++++ Provided data ++++

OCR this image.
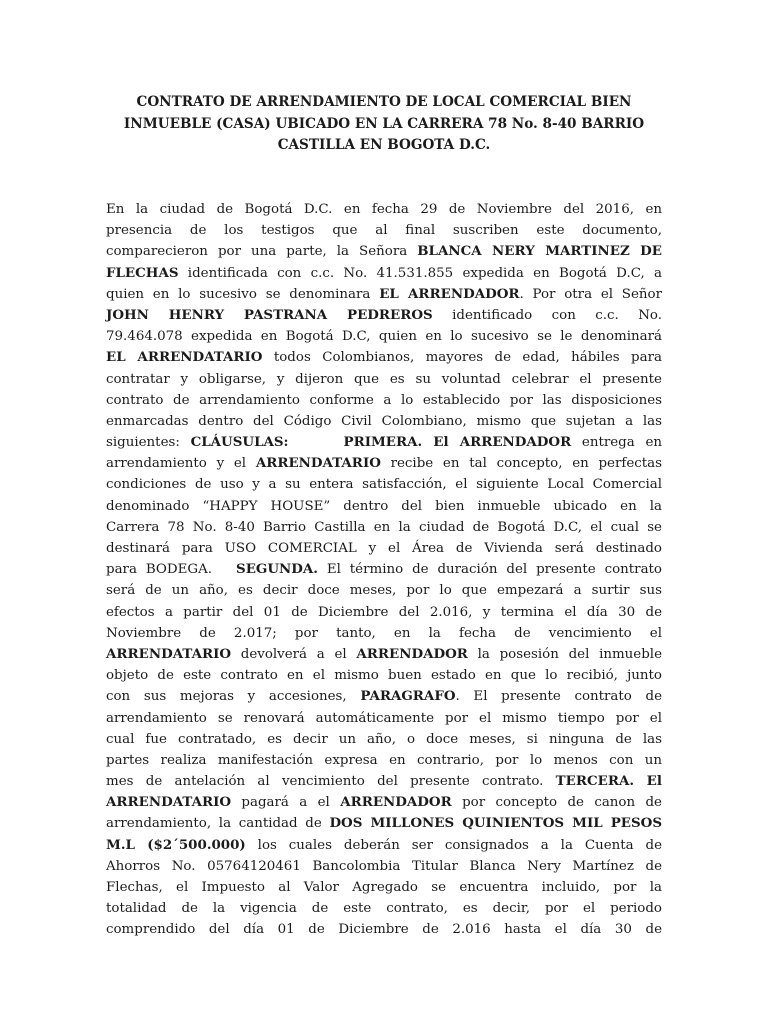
CONTRATO DE ARRENDAMIENTO DE LOCAL COMERCIAL BIEN
INMUEBLE (CASA) UBICADO EN LA CARRERA 78 No. 8-40 BARRIO
CASTILLA EN BOGOTA D.C.
En la ciudad de Bogotá D.C. en fecha 29 de Noviembre del 2016, en
presencia de los testigos que al final suscriben este documento,
comparecieron por una parte, la Señora BLANCA NERY MARTINEZ DE
FLECHAS identificada con c.c. No. 41.531.855 expedida en Bogotá D.C, a
quien en lo sucesivo se denominara EL ARRENDADOR. Por otra el Señor
JOHN HENRY PASTRANA PEDREROS identificado con c.c. No.
79.464.078 expedida en Bogotá D.C, quien en lo sucesivo se le denominará
EL ARRENDATARIO todos Colombianos, mayores de edad, hábiles para
contratar y obligarse, y dijeron que es su voluntad celebrar el presente
contrato de arrendamiento conforme a lo establecido por las disposiciones
enmarcadas dentro del Código Civil Colombiano, mismo que sujetan a las
siguientes: CLÁUSULAS:	PRIMERA. El ARRENDADOR entrega en
arrendamiento y el ARRENDATARIO recibe en tal concepto, en perfectas
condiciones de uso y a su entera satisfacción, el siguiente Local Comercial
denominado “HAPPY HOUSE” dentro del bien inmueble ubicado en la
Carrera 78 No. 8-40 Barrio Castilla en la ciudad de Bogotá D.C, el cual se
destinará para USO COMERCIAL y el Área de Vivienda será destinado
para BODEGA. SEGUNDA. El término de duración del presente contrato
será de un año, es decir doce meses, por lo que empezará a surtir sus
efectos a partir del 01 de Diciembre del 2.016, y termina el día 30 de
Noviembre de 2.017; por tanto, en la fecha de vencimiento el
ARRENDATARIO devolverá a el ARRENDADOR la posesión del inmueble
objeto de este contrato en el mismo buen estado en que lo recibió, junto
con sus mejoras y accesiones, PARAGRAFO. El presente contrato de
arrendamiento se renovará automáticamente por el mismo tiempo por el
cual fue contratado, es decir un año, o doce meses, si ninguna de las
partes realiza manifestación expresa en contrario, por lo menos con un
mes de antelación al vencimiento del presente contrato. TERCERA. El
ARRENDATARIO pagará a el ARRENDADOR por concepto de canon de
arrendamiento, la cantidad de DOS MILLONES QUINIENTOS MIL PESOS
M.L ($2´500.000) los cuales deberán ser consignados a la Cuenta de
Ahorros No. 05764120461 Bancolombia Titular Blanca Nery Martínez de
Flechas, el Impuesto al Valor Agregado se encuentra incluido, por la
totalidad de la vigencia de este contrato, es decir, por el periodo
comprendido del día 01 de Diciembre de 2.016 hasta el día 30 de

++++

Exercise
All of the lines above should be retyped precisely, apart from the pictures.

Solved exercise
OCR this image.
CONTRATO DE ARRENDAMIENTO DE LOCAL COMERCIAL BIEN
INMUEBLE (CASA) UBICADO EN LA CARRERA 78 No. 8-40 BARRIO
CASTILLA EN BOGOTA D.C.
En la ciudad de Bogotá D.C. en fecha 29 de Noviembre del 2016, en
presencia de los testigos que al final suscriben este documento,
comparecieron por una parte, la Señora BLANCA NERY MARTINEZ DE
FLECHAS identificada con c.c. No. 41.531.855 expedida en Bogotá D.C, a
quien en lo sucesivo se denominara EL ARRENDADOR. Por otra el Señor
JOHN HENRY PASTRANA PEDREROS identificado con c.c. No.
79.464.078 expedida en Bogotá D.C, quien en lo sucesivo se le denominará
EL ARRENDATARIO todos Colombianos, mayores de edad, hábiles para
contratar y obligarse, y dijeron que es su voluntad celebrar el presente
contrato de arrendamiento conforme a lo establecido por las disposiciones
enmarcadas dentro del Código Civil Colombiano, mismo que sujetan a las
siguientes: CLÁUSULAS:	PRIMERA. El ARRENDADOR entrega en
arrendamiento y el ARRENDATARIO recibe en tal concepto, en perfectas
condiciones de uso y a su entera satisfacción, el siguiente Local Comercial
denominado “HAPPY HOUSE” dentro del bien inmueble ubicado en la
Carrera 78 No. 8-40 Barrio Castilla en la ciudad de Bogotá D.C, el cual se
destinará para USO COMERCIAL y el Área de Vivienda será destinado
para BODEGA. SEGUNDA. El término de duración del presente contrato
será de un año, es decir doce meses, por lo que empezará a surtir sus
efectos a partir del 01 de Diciembre del 2.016, y termina el día 30 de
Noviembre de 2.017; por tanto, en la fecha de vencimiento el
ARRENDATARIO devolverá a el ARRENDADOR la posesión del inmueble
objeto de este contrato en el mismo buen estado en que lo recibió, junto
con sus mejoras y accesiones, PARAGRAFO. El presente contrato de
arrendamiento se renovará automáticamente por el mismo tiempo por el
cual fue contratado, es decir un año, o doce meses, si ninguna de las
partes realiza manifestación expresa en contrario, por lo menos con un
mes de antelación al vencimiento del presente contrato. TERCERA. El
ARRENDATARIO pagará a el ARRENDADOR por concepto de canon de
arrendamiento, la cantidad de DOS MILLONES QUINIENTOS MIL PESOS
M.L ($2´500.000) los cuales deberán ser consignados a la Cuenta de
Ahorros No. 05764120461 Bancolombia Titular Blanca Nery Martínez de
Flechas, el Impuesto al Valor Agregado se encuentra incluido, por la
totalidad de la vigencia de este contrato, es decir, por el periodo
comprendido del día 01 de Diciembre de 2.016 hasta el día 30 de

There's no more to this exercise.